─── SUPPLIED PASSAGE

Lithodora nitida
- Conservation status: Endangered (IUCN 3.1)

Scientific classification
- Kingdom: Plantae
- Clade: Tracheophytes
- Clade: Angiosperms
- Clade: Eudicots
- Clade: Asterids
- Order: Boraginales
- Family: Boraginaceae
- Genus: Lithodora
- Species: L. nitida
- Binomial name: Lithodora nitida (Ern) R.Fern.

= Lithodora nitida =

- Genus: Lithodora
- Species: nitida
- Authority: (Ern) R.Fern.
- Conservation status: EN

Species of flowering plant

Lithodora nitida is a species of flowering plant in the family Boraginaceae. It is endemic to Spain. It is known by the common name viniebla azul.

This species is known from just a few mountain ranges. It occurs in thickets on rocky or sandy dolomite soils. It is associated with species such as Convolvulus boissieri, Pterocephalus spathulatus, Helianthemum frigidulum, Hormathophylla lapeyrousiana, Centaurea granatensis, Thymus granatensis, Sideritis incana, Viola cazorlensis, Erinacea anthyllis, Echinospartum boissieri, Genista longipes, and Vella spinosa.

The species is threatened by grazing and fire.

──────
─── RECORD EXTRACTS

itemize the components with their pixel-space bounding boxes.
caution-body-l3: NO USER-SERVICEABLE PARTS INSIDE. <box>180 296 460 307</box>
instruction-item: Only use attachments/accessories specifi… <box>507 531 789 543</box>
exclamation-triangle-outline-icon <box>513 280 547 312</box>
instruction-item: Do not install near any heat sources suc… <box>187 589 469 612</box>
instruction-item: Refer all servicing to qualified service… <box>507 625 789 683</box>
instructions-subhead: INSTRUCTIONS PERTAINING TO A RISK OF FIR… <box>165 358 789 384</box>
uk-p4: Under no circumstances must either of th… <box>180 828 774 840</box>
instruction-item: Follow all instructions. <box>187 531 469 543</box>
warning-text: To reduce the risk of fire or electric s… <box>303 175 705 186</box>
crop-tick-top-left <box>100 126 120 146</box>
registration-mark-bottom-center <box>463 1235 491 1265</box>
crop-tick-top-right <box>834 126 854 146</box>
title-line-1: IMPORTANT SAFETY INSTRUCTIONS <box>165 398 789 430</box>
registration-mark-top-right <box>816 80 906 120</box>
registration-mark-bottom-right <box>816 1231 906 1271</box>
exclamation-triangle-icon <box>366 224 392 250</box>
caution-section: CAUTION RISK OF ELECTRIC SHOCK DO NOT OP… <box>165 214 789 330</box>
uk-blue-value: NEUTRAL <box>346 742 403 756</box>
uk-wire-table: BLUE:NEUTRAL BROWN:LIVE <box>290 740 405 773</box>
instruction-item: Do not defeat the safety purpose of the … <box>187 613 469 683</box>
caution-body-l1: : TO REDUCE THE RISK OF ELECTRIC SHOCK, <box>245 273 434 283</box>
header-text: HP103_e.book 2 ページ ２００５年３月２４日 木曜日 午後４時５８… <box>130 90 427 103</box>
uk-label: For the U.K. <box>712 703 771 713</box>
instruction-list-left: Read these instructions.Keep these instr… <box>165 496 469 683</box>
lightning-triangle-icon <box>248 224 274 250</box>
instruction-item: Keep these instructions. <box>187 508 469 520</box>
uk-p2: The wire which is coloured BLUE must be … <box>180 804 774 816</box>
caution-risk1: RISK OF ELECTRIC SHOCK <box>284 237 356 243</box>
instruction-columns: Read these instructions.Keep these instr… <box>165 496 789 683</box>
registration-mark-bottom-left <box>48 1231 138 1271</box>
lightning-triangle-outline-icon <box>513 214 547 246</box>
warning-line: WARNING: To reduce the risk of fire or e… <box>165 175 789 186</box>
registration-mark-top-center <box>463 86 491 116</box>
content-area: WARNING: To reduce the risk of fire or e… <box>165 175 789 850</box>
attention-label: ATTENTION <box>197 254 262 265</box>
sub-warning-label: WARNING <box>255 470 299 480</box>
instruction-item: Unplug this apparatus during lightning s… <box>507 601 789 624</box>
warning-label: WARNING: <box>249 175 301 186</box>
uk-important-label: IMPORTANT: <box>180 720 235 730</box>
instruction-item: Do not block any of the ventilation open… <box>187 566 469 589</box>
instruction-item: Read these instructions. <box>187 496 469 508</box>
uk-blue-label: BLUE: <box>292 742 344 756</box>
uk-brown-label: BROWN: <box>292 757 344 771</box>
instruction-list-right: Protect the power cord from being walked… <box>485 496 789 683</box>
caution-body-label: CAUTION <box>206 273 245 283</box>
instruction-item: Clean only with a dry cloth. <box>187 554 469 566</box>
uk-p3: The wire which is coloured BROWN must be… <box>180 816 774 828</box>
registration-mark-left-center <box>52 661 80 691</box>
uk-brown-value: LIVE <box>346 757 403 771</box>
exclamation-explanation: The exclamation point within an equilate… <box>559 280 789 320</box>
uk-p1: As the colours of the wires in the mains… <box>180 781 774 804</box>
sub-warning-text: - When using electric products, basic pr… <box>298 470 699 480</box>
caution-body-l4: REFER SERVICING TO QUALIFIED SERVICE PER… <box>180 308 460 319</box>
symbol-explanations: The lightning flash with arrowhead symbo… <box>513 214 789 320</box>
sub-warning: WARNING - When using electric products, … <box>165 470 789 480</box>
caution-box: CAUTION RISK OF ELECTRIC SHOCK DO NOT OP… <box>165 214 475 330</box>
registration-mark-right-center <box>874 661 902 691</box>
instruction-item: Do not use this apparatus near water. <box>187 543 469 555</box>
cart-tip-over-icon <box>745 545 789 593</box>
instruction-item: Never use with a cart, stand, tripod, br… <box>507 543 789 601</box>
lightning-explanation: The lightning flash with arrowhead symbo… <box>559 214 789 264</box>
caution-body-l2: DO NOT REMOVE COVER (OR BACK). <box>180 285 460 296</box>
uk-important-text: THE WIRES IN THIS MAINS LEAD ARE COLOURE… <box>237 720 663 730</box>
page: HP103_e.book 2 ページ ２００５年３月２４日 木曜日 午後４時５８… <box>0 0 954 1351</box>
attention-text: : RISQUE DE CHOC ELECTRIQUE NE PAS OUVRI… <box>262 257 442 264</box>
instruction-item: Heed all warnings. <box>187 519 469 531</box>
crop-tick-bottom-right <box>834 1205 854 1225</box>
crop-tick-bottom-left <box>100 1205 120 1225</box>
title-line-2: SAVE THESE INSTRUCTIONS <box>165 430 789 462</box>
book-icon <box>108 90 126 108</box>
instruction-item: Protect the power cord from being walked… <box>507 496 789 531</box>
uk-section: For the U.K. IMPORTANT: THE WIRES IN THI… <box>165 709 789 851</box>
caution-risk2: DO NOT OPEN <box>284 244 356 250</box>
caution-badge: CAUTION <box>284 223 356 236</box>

──────

*INSTRUCTIONS TO FOLLOW:* In the text about Lithodora nitida, which clades does the scientific classification list? Use only the text about Lithodora nitida; the records play no part.

*SOLVED EXERCISE:* Tracheophytes, Angiosperms, Eudicots, Asterids